## Your goal
State the count of lines below in which the word "will" appears, and add nothing.

---------- Given records ----------

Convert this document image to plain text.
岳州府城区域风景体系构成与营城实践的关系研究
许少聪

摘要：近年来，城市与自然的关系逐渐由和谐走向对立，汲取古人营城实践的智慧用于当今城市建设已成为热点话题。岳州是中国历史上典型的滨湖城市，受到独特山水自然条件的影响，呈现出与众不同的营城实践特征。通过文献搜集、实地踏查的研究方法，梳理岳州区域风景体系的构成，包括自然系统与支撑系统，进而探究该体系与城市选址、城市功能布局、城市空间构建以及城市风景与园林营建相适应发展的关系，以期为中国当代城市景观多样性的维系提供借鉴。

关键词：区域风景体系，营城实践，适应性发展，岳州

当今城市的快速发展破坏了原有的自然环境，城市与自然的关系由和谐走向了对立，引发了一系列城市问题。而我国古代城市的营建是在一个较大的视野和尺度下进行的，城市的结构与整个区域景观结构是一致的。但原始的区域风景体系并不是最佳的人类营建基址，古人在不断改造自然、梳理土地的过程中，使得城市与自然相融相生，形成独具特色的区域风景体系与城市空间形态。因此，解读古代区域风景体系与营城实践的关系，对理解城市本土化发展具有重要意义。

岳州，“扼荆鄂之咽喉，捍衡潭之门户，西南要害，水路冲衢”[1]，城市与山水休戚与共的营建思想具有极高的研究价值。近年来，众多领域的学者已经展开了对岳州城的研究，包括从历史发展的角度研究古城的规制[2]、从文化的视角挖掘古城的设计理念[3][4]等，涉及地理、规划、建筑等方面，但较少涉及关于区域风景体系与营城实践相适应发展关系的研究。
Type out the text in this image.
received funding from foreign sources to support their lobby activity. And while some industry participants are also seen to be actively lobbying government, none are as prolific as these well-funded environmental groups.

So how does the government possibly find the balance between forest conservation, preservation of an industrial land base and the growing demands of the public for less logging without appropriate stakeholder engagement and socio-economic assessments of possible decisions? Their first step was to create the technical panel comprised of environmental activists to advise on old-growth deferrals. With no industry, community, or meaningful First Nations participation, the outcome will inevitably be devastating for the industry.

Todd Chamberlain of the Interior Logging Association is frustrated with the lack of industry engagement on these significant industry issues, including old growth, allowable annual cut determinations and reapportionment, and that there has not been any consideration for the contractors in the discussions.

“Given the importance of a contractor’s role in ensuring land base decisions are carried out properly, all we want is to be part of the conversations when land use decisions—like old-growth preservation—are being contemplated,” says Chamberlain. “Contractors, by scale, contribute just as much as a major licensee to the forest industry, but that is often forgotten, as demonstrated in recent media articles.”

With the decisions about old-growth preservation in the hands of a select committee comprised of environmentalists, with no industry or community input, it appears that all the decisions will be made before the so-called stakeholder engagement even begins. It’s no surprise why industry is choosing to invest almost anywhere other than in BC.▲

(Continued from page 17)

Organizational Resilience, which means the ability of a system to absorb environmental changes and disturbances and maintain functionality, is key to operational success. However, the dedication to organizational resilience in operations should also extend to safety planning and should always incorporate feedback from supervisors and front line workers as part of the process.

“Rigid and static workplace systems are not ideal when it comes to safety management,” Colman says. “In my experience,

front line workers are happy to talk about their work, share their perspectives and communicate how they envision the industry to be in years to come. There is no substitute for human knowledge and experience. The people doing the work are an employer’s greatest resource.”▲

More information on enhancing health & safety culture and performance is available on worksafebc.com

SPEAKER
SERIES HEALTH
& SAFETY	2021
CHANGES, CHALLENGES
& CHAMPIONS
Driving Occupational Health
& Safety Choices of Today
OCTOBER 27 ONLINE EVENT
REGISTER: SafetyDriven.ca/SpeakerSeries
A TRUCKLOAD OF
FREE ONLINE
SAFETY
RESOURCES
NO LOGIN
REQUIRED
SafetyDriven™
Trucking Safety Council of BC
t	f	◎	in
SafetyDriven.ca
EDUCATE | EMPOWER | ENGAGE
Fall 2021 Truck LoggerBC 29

----------

## Task solution
2